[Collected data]
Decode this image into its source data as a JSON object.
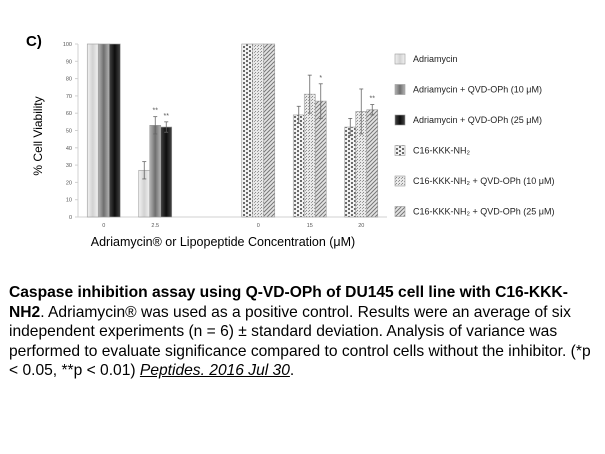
{
  "panel_label": "C)",
  "chart_data": {
    "type": "bar",
    "ylabel": "% Cell Viability",
    "xlabel": "Adriamycin® or Lipopeptide Concentration (μM)",
    "ylim": [
      0,
      100
    ],
    "yticks": [
      0,
      10,
      20,
      30,
      40,
      50,
      60,
      70,
      80,
      90,
      100
    ],
    "grid": false,
    "legend_position": "right",
    "groups": [
      {
        "label": "0",
        "bars": [
          {
            "series": 0,
            "value": 100,
            "error": 0,
            "sig": ""
          },
          {
            "series": 1,
            "value": 100,
            "error": 0,
            "sig": ""
          },
          {
            "series": 2,
            "value": 100,
            "error": 0,
            "sig": ""
          }
        ]
      },
      {
        "label": "2.5",
        "bars": [
          {
            "series": 0,
            "value": 27,
            "error": 5,
            "sig": ""
          },
          {
            "series": 1,
            "value": 53,
            "error": 5,
            "sig": "**"
          },
          {
            "series": 2,
            "value": 52,
            "error": 3,
            "sig": "**"
          }
        ]
      },
      {
        "label": "",
        "bars": []
      },
      {
        "label": "0",
        "bars": [
          {
            "series": 3,
            "value": 100,
            "error": 0,
            "sig": ""
          },
          {
            "series": 4,
            "value": 100,
            "error": 0,
            "sig": ""
          },
          {
            "series": 5,
            "value": 100,
            "error": 0,
            "sig": ""
          }
        ]
      },
      {
        "label": "15",
        "bars": [
          {
            "series": 3,
            "value": 59,
            "error": 5,
            "sig": ""
          },
          {
            "series": 4,
            "value": 71,
            "error": 11,
            "sig": ""
          },
          {
            "series": 5,
            "value": 67,
            "error": 10,
            "sig": "*"
          }
        ]
      },
      {
        "label": "20",
        "bars": [
          {
            "series": 3,
            "value": 52,
            "error": 5,
            "sig": ""
          },
          {
            "series": 4,
            "value": 61,
            "error": 13,
            "sig": ""
          },
          {
            "series": 5,
            "value": 62,
            "error": 3,
            "sig": "**"
          }
        ]
      }
    ],
    "series": [
      {
        "name": "Adriamycin",
        "pattern": "light",
        "color": "#dcdcdc"
      },
      {
        "name": "Adriamycin + QVD-OPh (10 μM)",
        "pattern": "mid",
        "color": "#8c8c8c"
      },
      {
        "name": "Adriamycin + QVD-OPh (25 μM)",
        "pattern": "dark",
        "color": "#1e1e1e"
      },
      {
        "name": "C16-KKK-NH₂",
        "pattern": "bricks",
        "color": "#777777"
      },
      {
        "name": "C16-KKK-NH₂ + QVD-OPh (10 μM)",
        "pattern": "dots",
        "color": "#9a9a9a"
      },
      {
        "name": "C16-KKK-NH₂ + QVD-OPh (25 μM)",
        "pattern": "diag",
        "color": "#8a8a8a"
      }
    ]
  },
  "caption": {
    "title": "Caspase inhibition assay using Q-VD-OPh of DU145 cell line with C16-KKK-NH2",
    "body": ". Adriamycin® was used as a positive control. Results were an average of six independent experiments (n = 6) ± standard deviation. Analysis of variance was performed to evaluate significance compared to control cells without the inhibitor. (*p < 0.05, **p < 0.01) ",
    "citation": "Peptides. 2016 Jul 30",
    "end": "."
  }
}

● **Work item**
Only the text is to be copied: please reproduce the records exactly and drop the pictures.

● **Answer for this exercise**
Decode this image into its source data as a JSON object.
{
  "panel_label": "C)",
  "chart_data": {
    "type": "bar",
    "ylabel": "% Cell Viability",
    "xlabel": "Adriamycin® or Lipopeptide Concentration (μM)",
    "ylim": [
      0,
      100
    ],
    "yticks": [
      0,
      10,
      20,
      30,
      40,
      50,
      60,
      70,
      80,
      90,
      100
    ],
    "grid": false,
    "legend_position": "right",
    "groups": [
      {
        "label": "0",
        "bars": [
          {
            "series": 0,
            "value": 100,
            "error": 0,
            "sig": ""
          },
          {
            "series": 1,
            "value": 100,
            "error": 0,
            "sig": ""
          },
          {
            "series": 2,
            "value": 100,
            "error": 0,
            "sig": ""
          }
        ]
      },
      {
        "label": "2.5",
        "bars": [
          {
            "series": 0,
            "value": 27,
            "error": 5,
            "sig": ""
          },
          {
            "series": 1,
            "value": 53,
            "error": 5,
            "sig": "**"
          },
          {
            "series": 2,
            "value": 52,
            "error": 3,
            "sig": "**"
          }
        ]
      },
      {
        "label": "",
        "bars": []
      },
      {
        "label": "0",
        "bars": [
          {
            "series": 3,
            "value": 100,
            "error": 0,
            "sig": ""
          },
          {
            "series": 4,
            "value": 100,
            "error": 0,
            "sig": ""
          },
          {
            "series": 5,
            "value": 100,
            "error": 0,
            "sig": ""
          }
        ]
      },
      {
        "label": "15",
        "bars": [
          {
            "series": 3,
            "value": 59,
            "error": 5,
            "sig": ""
          },
          {
            "series": 4,
            "value": 71,
            "error": 11,
            "sig": ""
          },
          {
            "series": 5,
            "value": 67,
            "error": 10,
            "sig": "*"
          }
        ]
      },
      {
        "label": "20",
        "bars": [
          {
            "series": 3,
            "value": 52,
            "error": 5,
            "sig": ""
          },
          {
            "series": 4,
            "value": 61,
            "error": 13,
            "sig": ""
          },
          {
            "series": 5,
            "value": 62,
            "error": 3,
            "sig": "**"
          }
        ]
      }
    ],
    "series": [
      {
        "name": "Adriamycin",
        "pattern": "light",
        "color": "#dcdcdc"
      },
      {
        "name": "Adriamycin + QVD-OPh (10 μM)",
        "pattern": "mid",
        "color": "#8c8c8c"
      },
      {
        "name": "Adriamycin + QVD-OPh (25 μM)",
        "pattern": "dark",
        "color": "#1e1e1e"
      },
      {
        "name": "C16-KKK-NH₂",
        "pattern": "bricks",
        "color": "#777777"
      },
      {
        "name": "C16-KKK-NH₂ + QVD-OPh (10 μM)",
        "pattern": "dots",
        "color": "#9a9a9a"
      },
      {
        "name": "C16-KKK-NH₂ + QVD-OPh (25 μM)",
        "pattern": "diag",
        "color": "#8a8a8a"
      }
    ]
  },
  "caption": {
    "title": "Caspase inhibition assay using Q-VD-OPh of DU145 cell line with C16-KKK-NH2",
    "body": ". Adriamycin® was used as a positive control. Results were an average of six independent experiments (n = 6) ± standard deviation. Analysis of variance was performed to evaluate significance compared to control cells without the inhibitor. (*p < 0.05, **p < 0.01) ",
    "citation": "Peptides. 2016 Jul 30",
    "end": "."
  }
}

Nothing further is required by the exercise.